Figure collection entries:
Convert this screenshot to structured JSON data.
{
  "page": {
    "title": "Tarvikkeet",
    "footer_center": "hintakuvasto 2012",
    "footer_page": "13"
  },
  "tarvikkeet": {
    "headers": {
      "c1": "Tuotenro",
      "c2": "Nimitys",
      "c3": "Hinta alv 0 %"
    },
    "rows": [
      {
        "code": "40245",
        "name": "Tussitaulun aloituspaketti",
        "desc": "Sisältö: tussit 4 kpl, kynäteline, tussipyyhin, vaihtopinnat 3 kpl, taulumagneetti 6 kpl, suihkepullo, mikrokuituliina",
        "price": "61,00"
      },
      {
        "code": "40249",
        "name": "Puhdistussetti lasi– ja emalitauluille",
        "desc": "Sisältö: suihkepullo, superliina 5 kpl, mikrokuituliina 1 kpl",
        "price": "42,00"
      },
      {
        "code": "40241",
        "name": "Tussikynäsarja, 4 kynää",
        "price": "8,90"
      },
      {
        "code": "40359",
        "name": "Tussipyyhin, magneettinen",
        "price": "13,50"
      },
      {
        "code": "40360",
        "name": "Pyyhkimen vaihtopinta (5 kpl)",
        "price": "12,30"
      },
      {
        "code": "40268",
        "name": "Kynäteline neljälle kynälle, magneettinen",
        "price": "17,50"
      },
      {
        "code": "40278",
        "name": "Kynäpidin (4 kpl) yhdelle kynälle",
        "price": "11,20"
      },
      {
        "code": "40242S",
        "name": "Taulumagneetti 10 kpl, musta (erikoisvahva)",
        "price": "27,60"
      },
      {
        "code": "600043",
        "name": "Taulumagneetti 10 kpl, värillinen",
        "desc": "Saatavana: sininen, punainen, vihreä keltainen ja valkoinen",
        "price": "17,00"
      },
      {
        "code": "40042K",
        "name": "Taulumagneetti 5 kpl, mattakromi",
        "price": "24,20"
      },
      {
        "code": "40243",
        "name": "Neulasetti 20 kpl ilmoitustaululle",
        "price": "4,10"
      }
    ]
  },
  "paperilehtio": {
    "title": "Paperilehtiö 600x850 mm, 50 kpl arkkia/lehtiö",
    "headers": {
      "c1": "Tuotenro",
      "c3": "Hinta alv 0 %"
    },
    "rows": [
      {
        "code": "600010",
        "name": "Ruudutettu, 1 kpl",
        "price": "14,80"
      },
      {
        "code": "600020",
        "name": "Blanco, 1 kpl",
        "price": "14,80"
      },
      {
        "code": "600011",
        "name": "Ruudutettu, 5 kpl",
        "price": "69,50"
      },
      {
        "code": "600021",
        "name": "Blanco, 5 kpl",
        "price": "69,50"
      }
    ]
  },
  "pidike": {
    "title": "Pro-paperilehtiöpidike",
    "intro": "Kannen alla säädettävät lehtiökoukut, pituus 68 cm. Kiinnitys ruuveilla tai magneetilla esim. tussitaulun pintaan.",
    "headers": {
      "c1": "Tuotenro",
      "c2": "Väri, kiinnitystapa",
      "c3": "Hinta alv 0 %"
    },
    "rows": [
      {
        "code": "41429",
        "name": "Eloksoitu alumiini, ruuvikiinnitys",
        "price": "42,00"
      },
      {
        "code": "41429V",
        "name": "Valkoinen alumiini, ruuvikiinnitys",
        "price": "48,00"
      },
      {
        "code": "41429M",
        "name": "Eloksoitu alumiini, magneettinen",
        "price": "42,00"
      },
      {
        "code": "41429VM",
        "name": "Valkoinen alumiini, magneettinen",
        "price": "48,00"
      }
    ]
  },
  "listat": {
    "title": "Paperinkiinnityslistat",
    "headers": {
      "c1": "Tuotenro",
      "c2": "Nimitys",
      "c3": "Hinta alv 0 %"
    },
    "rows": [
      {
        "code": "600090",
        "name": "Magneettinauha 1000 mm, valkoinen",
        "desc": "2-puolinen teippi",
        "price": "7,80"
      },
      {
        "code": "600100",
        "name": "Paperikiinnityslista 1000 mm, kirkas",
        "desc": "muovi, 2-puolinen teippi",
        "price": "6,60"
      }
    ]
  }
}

WRITTEN PROBLEM
Take the listing above and write it out again exactly.

ANSWER BELOW
Convert this screenshot to structured JSON data.
{
  "page": {
    "title": "Tarvikkeet",
    "footer_center": "hintakuvasto 2012",
    "footer_page": "13"
  },
  "tarvikkeet": {
    "headers": {
      "c1": "Tuotenro",
      "c2": "Nimitys",
      "c3": "Hinta alv 0 %"
    },
    "rows": [
      {
        "code": "40245",
        "name": "Tussitaulun aloituspaketti",
        "desc": "Sisältö: tussit 4 kpl, kynäteline, tussipyyhin, vaihtopinnat 3 kpl, taulumagneetti 6 kpl, suihkepullo, mikrokuituliina",
        "price": "61,00"
      },
      {
        "code": "40249",
        "name": "Puhdistussetti lasi– ja emalitauluille",
        "desc": "Sisältö: suihkepullo, superliina 5 kpl, mikrokuituliina 1 kpl",
        "price": "42,00"
      },
      {
        "code": "40241",
        "name": "Tussikynäsarja, 4 kynää",
        "price": "8,90"
      },
      {
        "code": "40359",
        "name": "Tussipyyhin, magneettinen",
        "price": "13,50"
      },
      {
        "code": "40360",
        "name": "Pyyhkimen vaihtopinta (5 kpl)",
        "price": "12,30"
      },
      {
        "code": "40268",
        "name": "Kynäteline neljälle kynälle, magneettinen",
        "price": "17,50"
      },
      {
        "code": "40278",
        "name": "Kynäpidin (4 kpl) yhdelle kynälle",
        "price": "11,20"
      },
      {
        "code": "40242S",
        "name": "Taulumagneetti 10 kpl, musta (erikoisvahva)",
        "price": "27,60"
      },
      {
        "code": "600043",
        "name": "Taulumagneetti 10 kpl, värillinen",
        "desc": "Saatavana: sininen, punainen, vihreä keltainen ja valkoinen",
        "price": "17,00"
      },
      {
        "code": "40042K",
        "name": "Taulumagneetti 5 kpl, mattakromi",
        "price": "24,20"
      },
      {
        "code": "40243",
        "name": "Neulasetti 20 kpl ilmoitustaululle",
        "price": "4,10"
      }
    ]
  },
  "paperilehtio": {
    "title": "Paperilehtiö 600x850 mm, 50 kpl arkkia/lehtiö",
    "headers": {
      "c1": "Tuotenro",
      "c3": "Hinta alv 0 %"
    },
    "rows": [
      {
        "code": "600010",
        "name": "Ruudutettu, 1 kpl",
        "price": "14,80"
      },
      {
        "code": "600020",
        "name": "Blanco, 1 kpl",
        "price": "14,80"
      },
      {
        "code": "600011",
        "name": "Ruudutettu, 5 kpl",
        "price": "69,50"
      },
      {
        "code": "600021",
        "name": "Blanco, 5 kpl",
        "price": "69,50"
      }
    ]
  },
  "pidike": {
    "title": "Pro-paperilehtiöpidike",
    "intro": "Kannen alla säädettävät lehtiökoukut, pituus 68 cm. Kiinnitys ruuveilla tai magneetilla esim. tussitaulun pintaan.",
    "headers": {
      "c1": "Tuotenro",
      "c2": "Väri, kiinnitystapa",
      "c3": "Hinta alv 0 %"
    },
    "rows": [
      {
        "code": "41429",
        "name": "Eloksoitu alumiini, ruuvikiinnitys",
        "price": "42,00"
      },
      {
        "code": "41429V",
        "name": "Valkoinen alumiini, ruuvikiinnitys",
        "price": "48,00"
      },
      {
        "code": "41429M",
        "name": "Eloksoitu alumiini, magneettinen",
        "price": "42,00"
      },
      {
        "code": "41429VM",
        "name": "Valkoinen alumiini, magneettinen",
        "price": "48,00"
      }
    ]
  },
  "listat": {
    "title": "Paperinkiinnityslistat",
    "headers": {
      "c1": "Tuotenro",
      "c2": "Nimitys",
      "c3": "Hinta alv 0 %"
    },
    "rows": [
      {
        "code": "600090",
        "name": "Magneettinauha 1000 mm, valkoinen",
        "desc": "2-puolinen teippi",
        "price": "7,80"
      },
      {
        "code": "600100",
        "name": "Paperikiinnityslista 1000 mm, kirkas",
        "desc": "muovi, 2-puolinen teippi",
        "price": "6,60"
      }
    ]
  }
}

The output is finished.